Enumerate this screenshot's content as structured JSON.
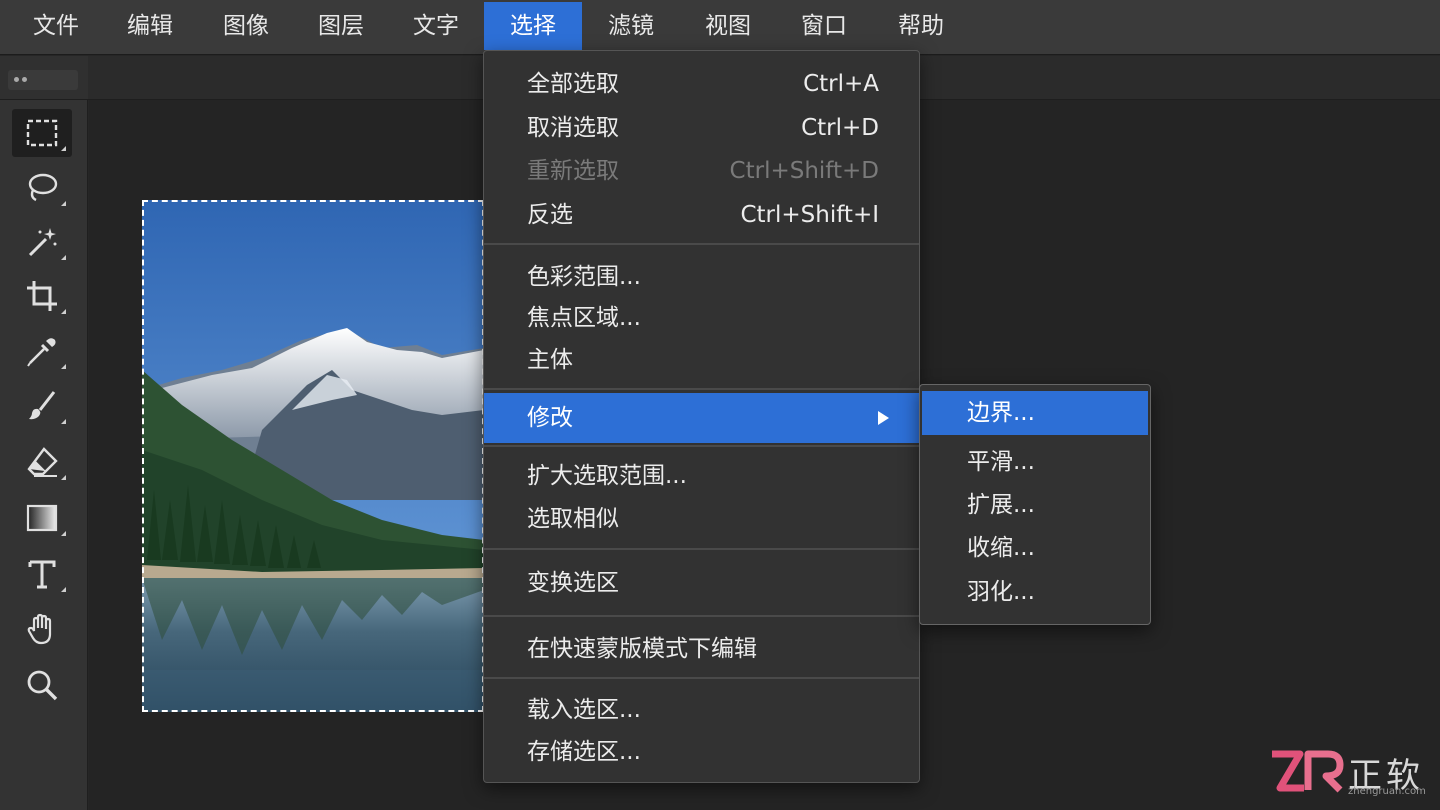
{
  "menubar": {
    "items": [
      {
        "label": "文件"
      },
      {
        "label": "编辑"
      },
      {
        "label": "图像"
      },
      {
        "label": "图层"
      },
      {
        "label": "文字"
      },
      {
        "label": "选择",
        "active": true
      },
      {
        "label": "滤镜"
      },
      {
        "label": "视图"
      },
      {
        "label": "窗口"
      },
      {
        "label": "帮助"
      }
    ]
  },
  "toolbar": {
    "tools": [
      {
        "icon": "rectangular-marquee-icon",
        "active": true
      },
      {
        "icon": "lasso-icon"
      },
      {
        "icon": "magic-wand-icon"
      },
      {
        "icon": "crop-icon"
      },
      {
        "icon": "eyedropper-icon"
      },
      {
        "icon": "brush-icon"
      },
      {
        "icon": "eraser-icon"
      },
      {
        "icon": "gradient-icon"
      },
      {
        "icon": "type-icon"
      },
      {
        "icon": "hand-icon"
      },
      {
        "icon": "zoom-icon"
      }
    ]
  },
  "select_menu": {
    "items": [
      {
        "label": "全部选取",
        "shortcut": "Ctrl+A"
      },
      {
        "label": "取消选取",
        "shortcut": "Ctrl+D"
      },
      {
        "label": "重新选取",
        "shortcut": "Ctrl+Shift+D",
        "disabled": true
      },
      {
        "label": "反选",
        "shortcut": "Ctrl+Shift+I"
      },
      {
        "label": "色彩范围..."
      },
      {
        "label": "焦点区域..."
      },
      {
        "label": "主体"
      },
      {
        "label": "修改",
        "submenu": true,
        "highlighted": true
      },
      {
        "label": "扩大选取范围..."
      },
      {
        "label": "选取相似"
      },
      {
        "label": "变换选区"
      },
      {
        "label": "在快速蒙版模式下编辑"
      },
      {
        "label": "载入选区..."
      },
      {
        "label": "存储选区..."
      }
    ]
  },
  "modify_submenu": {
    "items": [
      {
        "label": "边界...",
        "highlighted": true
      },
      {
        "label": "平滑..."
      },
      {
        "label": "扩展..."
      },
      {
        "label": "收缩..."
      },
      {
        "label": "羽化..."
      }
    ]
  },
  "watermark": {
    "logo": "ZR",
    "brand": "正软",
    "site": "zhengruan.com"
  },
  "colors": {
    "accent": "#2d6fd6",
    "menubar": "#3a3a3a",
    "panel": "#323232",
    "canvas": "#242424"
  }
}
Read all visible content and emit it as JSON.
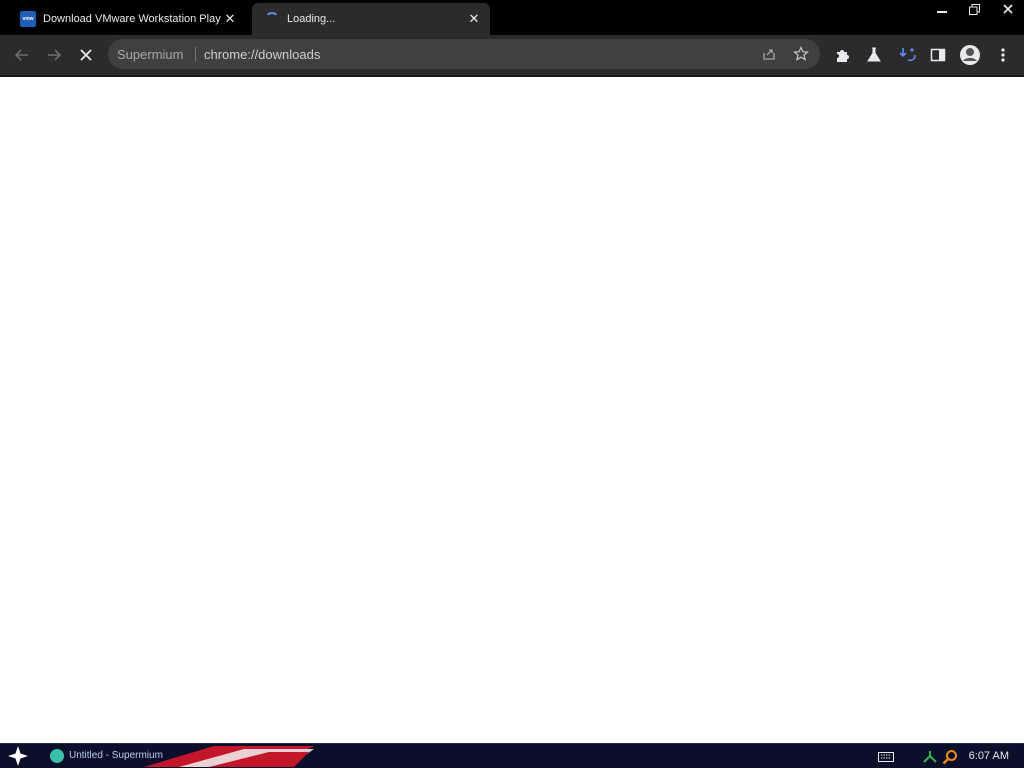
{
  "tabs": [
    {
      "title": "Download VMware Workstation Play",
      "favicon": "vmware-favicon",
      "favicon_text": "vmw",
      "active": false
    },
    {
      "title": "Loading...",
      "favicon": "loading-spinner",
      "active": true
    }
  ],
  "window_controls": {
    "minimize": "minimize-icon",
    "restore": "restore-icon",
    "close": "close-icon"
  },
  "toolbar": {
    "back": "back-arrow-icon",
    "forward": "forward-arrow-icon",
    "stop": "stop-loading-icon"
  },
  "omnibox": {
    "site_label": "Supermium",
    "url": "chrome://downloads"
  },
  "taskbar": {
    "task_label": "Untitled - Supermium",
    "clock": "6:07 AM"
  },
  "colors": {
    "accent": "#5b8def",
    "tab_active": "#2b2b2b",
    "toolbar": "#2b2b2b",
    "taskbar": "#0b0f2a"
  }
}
★ ★ ★ ★ ★
Reproduce word for word the lines running from the line with "Read all visible content and emit it as JSON." through the end of the data, both included, and nothing else; leave out the pictures.

Read all visible content and emit it as JSON.
{
  "tabs": [
    {
      "title": "Download VMware Workstation Play",
      "favicon": "vmware-favicon",
      "favicon_text": "vmw",
      "active": false
    },
    {
      "title": "Loading...",
      "favicon": "loading-spinner",
      "active": true
    }
  ],
  "window_controls": {
    "minimize": "minimize-icon",
    "restore": "restore-icon",
    "close": "close-icon"
  },
  "toolbar": {
    "back": "back-arrow-icon",
    "forward": "forward-arrow-icon",
    "stop": "stop-loading-icon"
  },
  "omnibox": {
    "site_label": "Supermium",
    "url": "chrome://downloads"
  },
  "taskbar": {
    "task_label": "Untitled - Supermium",
    "clock": "6:07 AM"
  },
  "colors": {
    "accent": "#5b8def",
    "tab_active": "#2b2b2b",
    "toolbar": "#2b2b2b",
    "taskbar": "#0b0f2a"
  }
}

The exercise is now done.